━━━━━ RECORDS FOR THIS EXERCISE
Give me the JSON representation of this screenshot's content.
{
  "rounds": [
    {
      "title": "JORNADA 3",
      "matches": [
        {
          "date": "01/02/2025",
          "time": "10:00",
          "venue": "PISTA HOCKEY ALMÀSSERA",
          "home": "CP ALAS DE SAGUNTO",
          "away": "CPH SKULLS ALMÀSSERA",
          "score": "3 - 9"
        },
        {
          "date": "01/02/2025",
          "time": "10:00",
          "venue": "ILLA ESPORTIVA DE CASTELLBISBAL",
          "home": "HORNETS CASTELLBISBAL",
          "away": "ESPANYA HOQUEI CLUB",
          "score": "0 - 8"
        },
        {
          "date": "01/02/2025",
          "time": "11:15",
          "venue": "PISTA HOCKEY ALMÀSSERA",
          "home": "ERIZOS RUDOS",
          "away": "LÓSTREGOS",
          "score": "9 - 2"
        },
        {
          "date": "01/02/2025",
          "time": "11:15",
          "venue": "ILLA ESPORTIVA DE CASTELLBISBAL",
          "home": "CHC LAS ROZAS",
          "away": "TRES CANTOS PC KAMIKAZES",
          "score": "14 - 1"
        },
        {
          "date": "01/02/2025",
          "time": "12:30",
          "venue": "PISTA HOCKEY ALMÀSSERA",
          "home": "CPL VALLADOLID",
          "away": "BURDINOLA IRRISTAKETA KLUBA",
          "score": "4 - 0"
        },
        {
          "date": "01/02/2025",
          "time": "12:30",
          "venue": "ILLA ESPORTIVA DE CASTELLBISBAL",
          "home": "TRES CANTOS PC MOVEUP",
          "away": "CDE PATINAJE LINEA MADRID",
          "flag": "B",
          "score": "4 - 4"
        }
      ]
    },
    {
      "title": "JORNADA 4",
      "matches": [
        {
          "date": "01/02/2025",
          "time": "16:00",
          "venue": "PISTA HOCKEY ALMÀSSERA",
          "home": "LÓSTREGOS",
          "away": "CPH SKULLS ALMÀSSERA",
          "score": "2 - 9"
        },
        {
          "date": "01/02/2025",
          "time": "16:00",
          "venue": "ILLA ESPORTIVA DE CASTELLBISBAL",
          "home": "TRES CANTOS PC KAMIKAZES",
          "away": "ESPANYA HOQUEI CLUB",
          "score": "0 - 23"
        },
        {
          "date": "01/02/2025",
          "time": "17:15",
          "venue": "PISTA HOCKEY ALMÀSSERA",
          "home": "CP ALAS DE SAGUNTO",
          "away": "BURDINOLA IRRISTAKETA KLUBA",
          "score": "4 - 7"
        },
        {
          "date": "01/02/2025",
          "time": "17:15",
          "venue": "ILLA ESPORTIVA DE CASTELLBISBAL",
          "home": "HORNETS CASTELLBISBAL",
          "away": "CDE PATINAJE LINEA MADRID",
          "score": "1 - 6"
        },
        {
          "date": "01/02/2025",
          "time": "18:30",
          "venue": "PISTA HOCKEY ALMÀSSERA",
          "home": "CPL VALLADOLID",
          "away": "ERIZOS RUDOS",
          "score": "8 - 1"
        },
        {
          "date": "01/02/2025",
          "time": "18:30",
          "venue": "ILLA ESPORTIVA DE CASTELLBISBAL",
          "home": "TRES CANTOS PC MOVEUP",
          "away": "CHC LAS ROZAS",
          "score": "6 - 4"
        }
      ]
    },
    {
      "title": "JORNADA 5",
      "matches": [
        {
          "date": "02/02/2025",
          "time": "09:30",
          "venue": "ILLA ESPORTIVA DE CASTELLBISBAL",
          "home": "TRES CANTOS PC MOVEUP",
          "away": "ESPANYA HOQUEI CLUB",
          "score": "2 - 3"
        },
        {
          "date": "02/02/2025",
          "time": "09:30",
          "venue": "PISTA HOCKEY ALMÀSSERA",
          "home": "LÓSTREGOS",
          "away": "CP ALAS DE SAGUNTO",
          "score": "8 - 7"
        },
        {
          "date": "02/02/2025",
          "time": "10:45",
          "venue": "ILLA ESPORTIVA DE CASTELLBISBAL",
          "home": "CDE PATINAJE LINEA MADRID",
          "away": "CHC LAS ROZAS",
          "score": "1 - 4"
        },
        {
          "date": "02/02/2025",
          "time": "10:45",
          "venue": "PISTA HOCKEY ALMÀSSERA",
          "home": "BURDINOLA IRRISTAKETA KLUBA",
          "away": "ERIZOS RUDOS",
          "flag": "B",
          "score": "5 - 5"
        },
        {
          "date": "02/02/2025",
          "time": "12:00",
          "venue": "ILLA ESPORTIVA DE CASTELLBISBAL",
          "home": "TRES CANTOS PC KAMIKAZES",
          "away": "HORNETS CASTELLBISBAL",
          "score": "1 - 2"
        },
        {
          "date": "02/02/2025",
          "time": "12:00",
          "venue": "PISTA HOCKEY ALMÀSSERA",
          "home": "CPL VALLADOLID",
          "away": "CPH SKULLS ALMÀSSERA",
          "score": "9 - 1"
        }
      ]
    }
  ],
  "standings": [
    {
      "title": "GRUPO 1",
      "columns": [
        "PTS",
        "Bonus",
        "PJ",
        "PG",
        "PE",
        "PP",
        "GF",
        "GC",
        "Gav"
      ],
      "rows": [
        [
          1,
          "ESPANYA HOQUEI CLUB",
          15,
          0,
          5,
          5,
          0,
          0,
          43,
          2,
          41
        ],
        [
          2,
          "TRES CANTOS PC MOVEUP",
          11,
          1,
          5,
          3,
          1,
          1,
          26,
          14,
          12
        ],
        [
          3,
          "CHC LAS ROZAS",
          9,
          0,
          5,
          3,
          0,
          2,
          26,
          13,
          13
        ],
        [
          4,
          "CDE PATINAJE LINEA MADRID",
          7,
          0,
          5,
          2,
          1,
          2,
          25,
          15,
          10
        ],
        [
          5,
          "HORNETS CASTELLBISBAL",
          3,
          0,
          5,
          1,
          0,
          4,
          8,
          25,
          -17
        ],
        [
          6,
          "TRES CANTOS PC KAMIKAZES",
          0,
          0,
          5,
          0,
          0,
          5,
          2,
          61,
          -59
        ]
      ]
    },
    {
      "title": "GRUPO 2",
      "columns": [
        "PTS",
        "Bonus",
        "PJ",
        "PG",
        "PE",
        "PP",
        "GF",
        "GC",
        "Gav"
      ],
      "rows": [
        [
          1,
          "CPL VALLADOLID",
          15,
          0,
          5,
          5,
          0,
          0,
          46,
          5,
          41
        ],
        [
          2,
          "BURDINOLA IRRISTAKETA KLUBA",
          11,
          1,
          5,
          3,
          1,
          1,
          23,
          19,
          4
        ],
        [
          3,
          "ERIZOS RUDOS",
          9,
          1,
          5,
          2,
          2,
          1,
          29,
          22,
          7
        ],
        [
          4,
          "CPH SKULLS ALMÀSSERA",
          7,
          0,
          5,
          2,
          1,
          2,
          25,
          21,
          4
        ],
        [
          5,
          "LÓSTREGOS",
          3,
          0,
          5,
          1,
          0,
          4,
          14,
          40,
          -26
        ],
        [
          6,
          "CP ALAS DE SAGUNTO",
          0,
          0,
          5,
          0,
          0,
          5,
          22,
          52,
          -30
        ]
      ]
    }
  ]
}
━━━━━━━━━━
REQUEST. Copy out every line of the data that includes the word "ALAS".

WORKED SOLUTION.
          "home": "CP ALAS DE SAGUNTO",
          "home": "CP ALAS DE SAGUNTO",
          "away": "CP ALAS DE SAGUNTO",
          "CP ALAS DE SAGUNTO",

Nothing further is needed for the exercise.